REQUEST
Type out the complete listing below word for word, without its pictures.

INFORMATION SHOWN
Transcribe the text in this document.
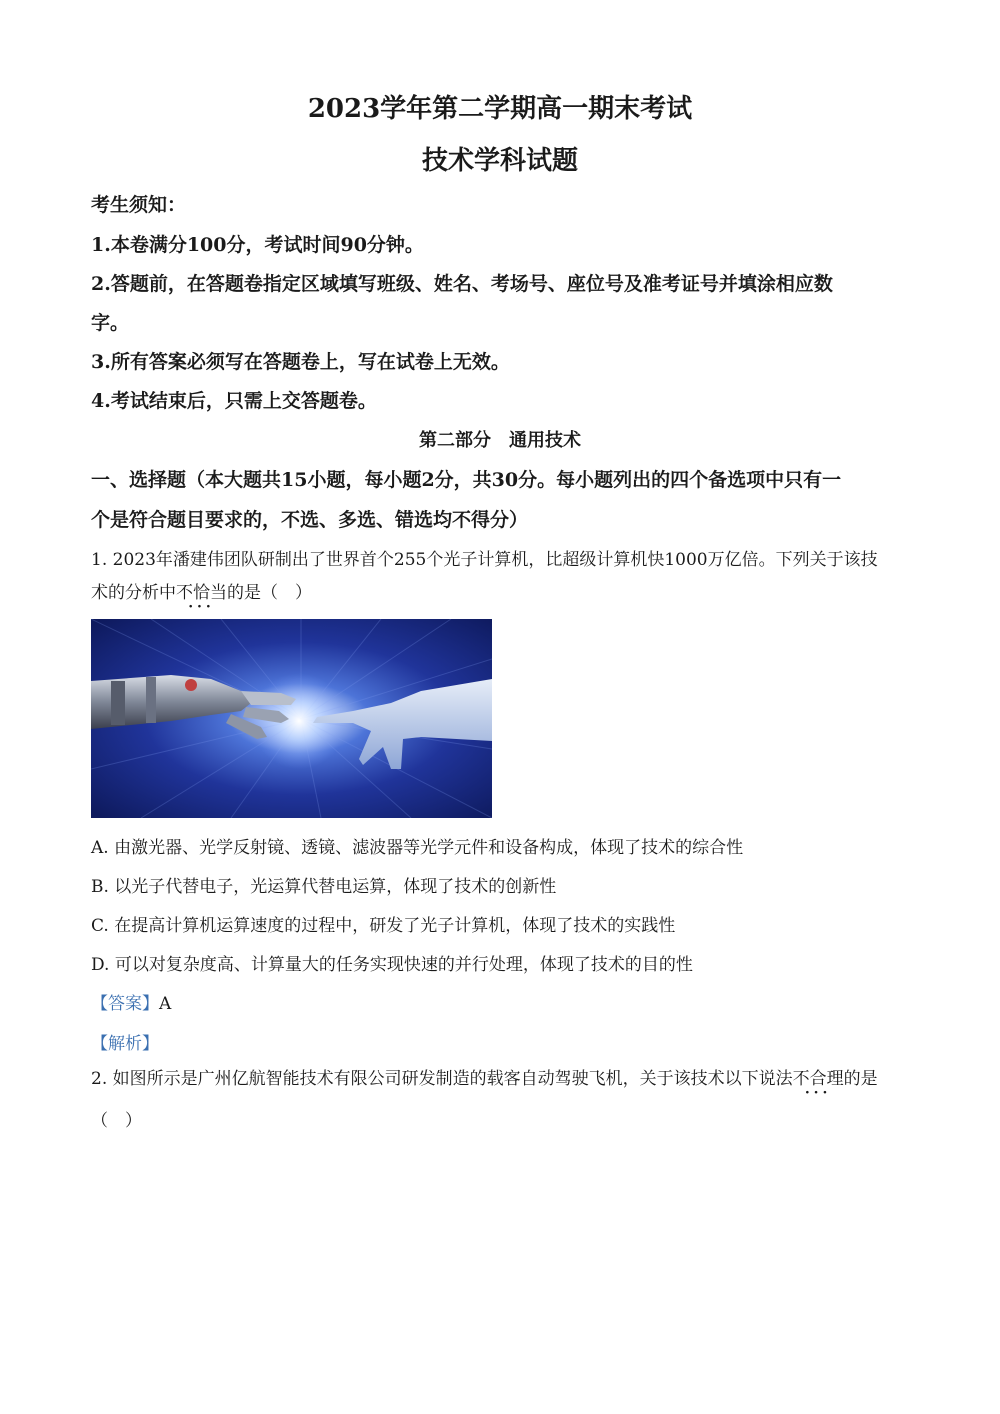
2023学年第二学期高一期末考试
技术学科试题
考生须知：
1.本卷满分100分，考试时间90分钟。
2.答题前，在答题卷指定区域填写班级、姓名、考场号、座位号及准考证号并填涂相应数
字。
3.所有答案必须写在答题卷上，写在试卷上无效。
4.考试结束后，只需上交答题卷。
第二部分　通用技术
一、选择题（本大题共15小题，每小题2分，共30分。每小题列出的四个备选项中只有一
个是符合题目要求的，不选、多选、错选均不得分）
1. 2023年潘建伟团队研制出了世界首个255个光子计算机，比超级计算机快1000万亿倍。下列关于该技
术的分析中不恰当 ···的是（　）
A. 由激光器、光学反射镜、透镜、滤波器等光学元件和设备构成，体现了技术的综合性
B. 以光子代替电子，光运算代替电运算，体现了技术的创新性
C. 在提高计算机运算速度的过程中，研发了光子计算机，体现了技术的实践性
D. 可以对复杂度高、计算量大的任务实现快速的并行处理，体现了技术的目的性
【答案】A
【解析】
2. 如图所示是广州亿航智能技术有限公司研发制造的载客自动驾驶飞机，关于该技术以下说法不合理 ···的是
（　）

OUTPUT OF THE EXERCISE
Transcribe the text in this document.
2023学年第二学期高一期末考试
技术学科试题
考生须知：
1.本卷满分100分，考试时间90分钟。
2.答题前，在答题卷指定区域填写班级、姓名、考场号、座位号及准考证号并填涂相应数
字。
3.所有答案必须写在答题卷上，写在试卷上无效。
4.考试结束后，只需上交答题卷。
第二部分　通用技术
一、选择题（本大题共15小题，每小题2分，共30分。每小题列出的四个备选项中只有一
个是符合题目要求的，不选、多选、错选均不得分）
1. 2023年潘建伟团队研制出了世界首个255个光子计算机，比超级计算机快1000万亿倍。下列关于该技
术的分析中不恰当 ···的是（　）
A. 由激光器、光学反射镜、透镜、滤波器等光学元件和设备构成，体现了技术的综合性
B. 以光子代替电子，光运算代替电运算，体现了技术的创新性
C. 在提高计算机运算速度的过程中，研发了光子计算机，体现了技术的实践性
D. 可以对复杂度高、计算量大的任务实现快速的并行处理，体现了技术的目的性
【答案】A
【解析】
2. 如图所示是广州亿航智能技术有限公司研发制造的载客自动驾驶飞机，关于该技术以下说法不合理 ···的是
（　）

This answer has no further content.